PROBLEM DESCRIPTION:
The listing below should be written out exactly; please include all of it.

Stored data entries:
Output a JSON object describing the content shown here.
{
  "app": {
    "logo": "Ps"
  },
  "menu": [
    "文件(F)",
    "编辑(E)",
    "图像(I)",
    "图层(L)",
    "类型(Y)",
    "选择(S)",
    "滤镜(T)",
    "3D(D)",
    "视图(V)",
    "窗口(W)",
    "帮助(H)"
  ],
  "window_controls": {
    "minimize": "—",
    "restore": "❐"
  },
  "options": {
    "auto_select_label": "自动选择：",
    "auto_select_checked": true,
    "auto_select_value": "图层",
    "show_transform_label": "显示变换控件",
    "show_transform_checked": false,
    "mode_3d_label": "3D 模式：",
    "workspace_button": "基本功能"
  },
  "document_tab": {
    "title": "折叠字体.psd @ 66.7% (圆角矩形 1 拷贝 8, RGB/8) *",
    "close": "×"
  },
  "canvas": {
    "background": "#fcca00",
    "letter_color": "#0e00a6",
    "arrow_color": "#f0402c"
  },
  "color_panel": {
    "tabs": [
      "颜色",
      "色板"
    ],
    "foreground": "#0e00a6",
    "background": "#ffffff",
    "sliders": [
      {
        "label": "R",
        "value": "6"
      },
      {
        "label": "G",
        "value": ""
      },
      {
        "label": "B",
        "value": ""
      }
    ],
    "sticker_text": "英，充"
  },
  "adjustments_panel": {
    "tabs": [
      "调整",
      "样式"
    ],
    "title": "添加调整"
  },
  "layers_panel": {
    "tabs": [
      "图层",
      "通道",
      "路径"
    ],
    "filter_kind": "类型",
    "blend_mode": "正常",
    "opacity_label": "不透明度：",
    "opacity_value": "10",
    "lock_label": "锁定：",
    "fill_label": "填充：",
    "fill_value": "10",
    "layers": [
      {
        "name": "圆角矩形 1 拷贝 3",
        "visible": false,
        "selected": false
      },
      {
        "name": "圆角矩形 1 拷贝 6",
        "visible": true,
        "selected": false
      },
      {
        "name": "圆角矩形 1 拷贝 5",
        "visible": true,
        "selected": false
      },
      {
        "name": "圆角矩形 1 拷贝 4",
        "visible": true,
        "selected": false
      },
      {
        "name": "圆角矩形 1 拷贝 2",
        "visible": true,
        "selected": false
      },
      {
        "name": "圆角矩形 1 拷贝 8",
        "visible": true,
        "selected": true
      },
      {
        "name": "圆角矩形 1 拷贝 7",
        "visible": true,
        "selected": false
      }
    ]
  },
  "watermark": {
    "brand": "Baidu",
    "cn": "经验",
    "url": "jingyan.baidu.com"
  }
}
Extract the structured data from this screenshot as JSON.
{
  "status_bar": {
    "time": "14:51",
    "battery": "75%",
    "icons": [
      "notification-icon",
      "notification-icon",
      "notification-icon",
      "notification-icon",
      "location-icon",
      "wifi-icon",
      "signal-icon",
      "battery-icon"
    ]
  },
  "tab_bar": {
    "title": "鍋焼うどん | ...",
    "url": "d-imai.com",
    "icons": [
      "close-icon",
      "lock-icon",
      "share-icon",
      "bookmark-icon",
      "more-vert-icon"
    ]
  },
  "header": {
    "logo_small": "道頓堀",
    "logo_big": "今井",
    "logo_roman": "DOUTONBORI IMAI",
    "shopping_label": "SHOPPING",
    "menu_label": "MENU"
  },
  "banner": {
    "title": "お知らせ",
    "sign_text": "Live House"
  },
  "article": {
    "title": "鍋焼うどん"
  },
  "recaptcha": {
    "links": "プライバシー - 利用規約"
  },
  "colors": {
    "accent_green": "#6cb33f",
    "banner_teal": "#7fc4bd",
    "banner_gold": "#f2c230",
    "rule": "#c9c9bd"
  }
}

SOLUTION FOR THIS EXERCISE:
Output a JSON object describing the content shown here.
{
  "app": {
    "logo": "Ps"
  },
  "menu": [
    "文件(F)",
    "编辑(E)",
    "图像(I)",
    "图层(L)",
    "类型(Y)",
    "选择(S)",
    "滤镜(T)",
    "3D(D)",
    "视图(V)",
    "窗口(W)",
    "帮助(H)"
  ],
  "window_controls": {
    "minimize": "—",
    "restore": "❐"
  },
  "options": {
    "auto_select_label": "自动选择：",
    "auto_select_checked": true,
    "auto_select_value": "图层",
    "show_transform_label": "显示变换控件",
    "show_transform_checked": false,
    "mode_3d_label": "3D 模式：",
    "workspace_button": "基本功能"
  },
  "document_tab": {
    "title": "折叠字体.psd @ 66.7% (圆角矩形 1 拷贝 8, RGB/8) *",
    "close": "×"
  },
  "canvas": {
    "background": "#fcca00",
    "letter_color": "#0e00a6",
    "arrow_color": "#f0402c"
  },
  "color_panel": {
    "tabs": [
      "颜色",
      "色板"
    ],
    "foreground": "#0e00a6",
    "background": "#ffffff",
    "sliders": [
      {
        "label": "R",
        "value": "6"
      },
      {
        "label": "G",
        "value": ""
      },
      {
        "label": "B",
        "value": ""
      }
    ],
    "sticker_text": "英，充"
  },
  "adjustments_panel": {
    "tabs": [
      "调整",
      "样式"
    ],
    "title": "添加调整"
  },
  "layers_panel": {
    "tabs": [
      "图层",
      "通道",
      "路径"
    ],
    "filter_kind": "类型",
    "blend_mode": "正常",
    "opacity_label": "不透明度：",
    "opacity_value": "10",
    "lock_label": "锁定：",
    "fill_label": "填充：",
    "fill_value": "10",
    "layers": [
      {
        "name": "圆角矩形 1 拷贝 3",
        "visible": false,
        "selected": false
      },
      {
        "name": "圆角矩形 1 拷贝 6",
        "visible": true,
        "selected": false
      },
      {
        "name": "圆角矩形 1 拷贝 5",
        "visible": true,
        "selected": false
      },
      {
        "name": "圆角矩形 1 拷贝 4",
        "visible": true,
        "selected": false
      },
      {
        "name": "圆角矩形 1 拷贝 2",
        "visible": true,
        "selected": false
      },
      {
        "name": "圆角矩形 1 拷贝 8",
        "visible": true,
        "selected": true
      },
      {
        "name": "圆角矩形 1 拷贝 7",
        "visible": true,
        "selected": false
      }
    ]
  },
  "watermark": {
    "brand": "Baidu",
    "cn": "经验",
    "url": "jingyan.baidu.com"
  }
}
Extract the structured data from this screenshot as JSON.
{
  "status_bar": {
    "time": "14:51",
    "battery": "75%",
    "icons": [
      "notification-icon",
      "notification-icon",
      "notification-icon",
      "notification-icon",
      "location-icon",
      "wifi-icon",
      "signal-icon",
      "battery-icon"
    ]
  },
  "tab_bar": {
    "title": "鍋焼うどん | ...",
    "url": "d-imai.com",
    "icons": [
      "close-icon",
      "lock-icon",
      "share-icon",
      "bookmark-icon",
      "more-vert-icon"
    ]
  },
  "header": {
    "logo_small": "道頓堀",
    "logo_big": "今井",
    "logo_roman": "DOUTONBORI IMAI",
    "shopping_label": "SHOPPING",
    "menu_label": "MENU"
  },
  "banner": {
    "title": "お知らせ",
    "sign_text": "Live House"
  },
  "article": {
    "title": "鍋焼うどん"
  },
  "recaptcha": {
    "links": "プライバシー - 利用規約"
  },
  "colors": {
    "accent_green": "#6cb33f",
    "banner_teal": "#7fc4bd",
    "banner_gold": "#f2c230",
    "rule": "#c9c9bd"
  }
}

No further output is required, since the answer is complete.